## [Task directions]
Wherever the word "title" appears in a line, copy that line.

(Data items)
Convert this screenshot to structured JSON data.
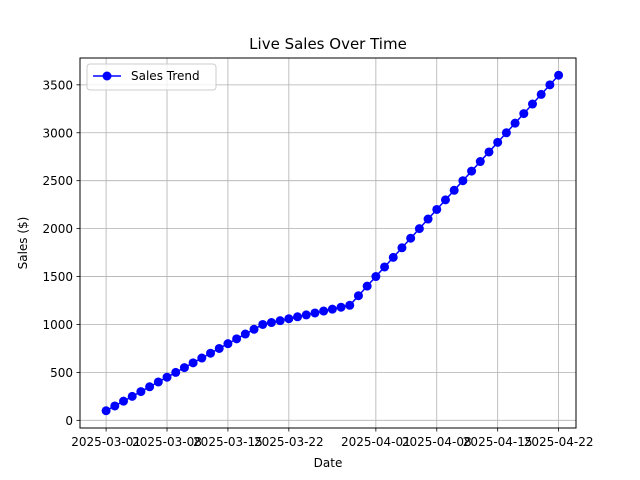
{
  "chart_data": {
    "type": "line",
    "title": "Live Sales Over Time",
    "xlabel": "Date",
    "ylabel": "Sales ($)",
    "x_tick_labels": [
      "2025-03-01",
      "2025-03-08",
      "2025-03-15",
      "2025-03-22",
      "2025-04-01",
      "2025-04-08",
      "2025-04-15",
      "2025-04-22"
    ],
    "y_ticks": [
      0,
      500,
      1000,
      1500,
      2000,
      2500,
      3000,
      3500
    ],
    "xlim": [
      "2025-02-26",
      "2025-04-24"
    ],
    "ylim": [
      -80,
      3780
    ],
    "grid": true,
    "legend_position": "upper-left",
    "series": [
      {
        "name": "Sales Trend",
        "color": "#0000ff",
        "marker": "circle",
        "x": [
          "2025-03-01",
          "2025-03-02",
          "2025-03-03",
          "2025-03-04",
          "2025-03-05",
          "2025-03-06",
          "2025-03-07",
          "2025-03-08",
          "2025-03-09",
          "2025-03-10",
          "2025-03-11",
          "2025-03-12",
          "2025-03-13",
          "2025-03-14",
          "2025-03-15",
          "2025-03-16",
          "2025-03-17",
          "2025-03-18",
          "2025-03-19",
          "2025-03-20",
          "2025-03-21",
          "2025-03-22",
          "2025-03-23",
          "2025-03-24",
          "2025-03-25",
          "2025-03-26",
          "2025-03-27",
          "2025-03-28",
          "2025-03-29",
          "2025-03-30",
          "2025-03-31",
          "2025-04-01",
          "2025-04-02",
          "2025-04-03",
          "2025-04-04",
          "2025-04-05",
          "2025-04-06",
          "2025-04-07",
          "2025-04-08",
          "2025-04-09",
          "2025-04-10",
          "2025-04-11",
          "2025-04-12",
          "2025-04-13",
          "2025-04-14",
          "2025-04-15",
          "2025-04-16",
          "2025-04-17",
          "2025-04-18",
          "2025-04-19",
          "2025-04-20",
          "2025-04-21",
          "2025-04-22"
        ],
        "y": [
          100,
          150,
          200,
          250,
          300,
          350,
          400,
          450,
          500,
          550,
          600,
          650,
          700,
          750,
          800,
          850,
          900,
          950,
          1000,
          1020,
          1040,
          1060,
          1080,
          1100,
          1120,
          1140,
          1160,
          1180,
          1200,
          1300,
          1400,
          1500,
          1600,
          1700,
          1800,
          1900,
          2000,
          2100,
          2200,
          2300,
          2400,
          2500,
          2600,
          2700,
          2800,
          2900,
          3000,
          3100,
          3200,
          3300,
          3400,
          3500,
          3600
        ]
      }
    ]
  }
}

--

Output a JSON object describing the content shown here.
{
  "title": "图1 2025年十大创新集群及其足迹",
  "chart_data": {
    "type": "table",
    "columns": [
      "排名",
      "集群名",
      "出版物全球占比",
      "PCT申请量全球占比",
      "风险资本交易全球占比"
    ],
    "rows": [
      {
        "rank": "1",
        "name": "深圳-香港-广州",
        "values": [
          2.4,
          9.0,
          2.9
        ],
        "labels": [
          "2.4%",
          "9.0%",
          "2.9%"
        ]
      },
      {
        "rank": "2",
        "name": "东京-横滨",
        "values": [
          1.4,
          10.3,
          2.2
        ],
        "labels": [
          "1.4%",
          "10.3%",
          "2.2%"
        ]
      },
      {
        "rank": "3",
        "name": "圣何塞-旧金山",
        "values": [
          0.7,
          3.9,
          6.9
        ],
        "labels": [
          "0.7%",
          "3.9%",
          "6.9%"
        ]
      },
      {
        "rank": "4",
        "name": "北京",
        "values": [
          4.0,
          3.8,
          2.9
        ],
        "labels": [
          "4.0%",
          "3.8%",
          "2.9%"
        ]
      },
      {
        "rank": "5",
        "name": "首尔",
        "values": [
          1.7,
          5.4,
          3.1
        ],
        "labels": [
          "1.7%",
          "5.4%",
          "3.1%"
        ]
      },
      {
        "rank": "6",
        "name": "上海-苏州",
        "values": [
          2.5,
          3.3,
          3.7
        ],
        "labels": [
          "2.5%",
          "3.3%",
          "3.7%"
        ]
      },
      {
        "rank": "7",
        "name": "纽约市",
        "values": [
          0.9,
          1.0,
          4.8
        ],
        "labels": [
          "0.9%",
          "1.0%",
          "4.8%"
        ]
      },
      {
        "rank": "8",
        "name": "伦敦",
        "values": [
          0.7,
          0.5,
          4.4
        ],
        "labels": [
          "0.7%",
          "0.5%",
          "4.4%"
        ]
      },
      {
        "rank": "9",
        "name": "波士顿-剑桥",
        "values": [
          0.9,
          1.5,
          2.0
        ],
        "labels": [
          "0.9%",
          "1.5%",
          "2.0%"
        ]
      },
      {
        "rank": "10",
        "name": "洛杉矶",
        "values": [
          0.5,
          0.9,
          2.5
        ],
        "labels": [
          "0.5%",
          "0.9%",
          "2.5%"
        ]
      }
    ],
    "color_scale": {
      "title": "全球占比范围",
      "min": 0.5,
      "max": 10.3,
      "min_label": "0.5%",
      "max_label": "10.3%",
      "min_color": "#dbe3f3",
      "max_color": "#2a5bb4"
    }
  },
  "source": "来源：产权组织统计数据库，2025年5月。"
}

## [Exercise result]
    "title": "Live Sales Over Time",
  "title": "图1 2025年十大创新集群及其足迹",
      "title": "全球占比范围",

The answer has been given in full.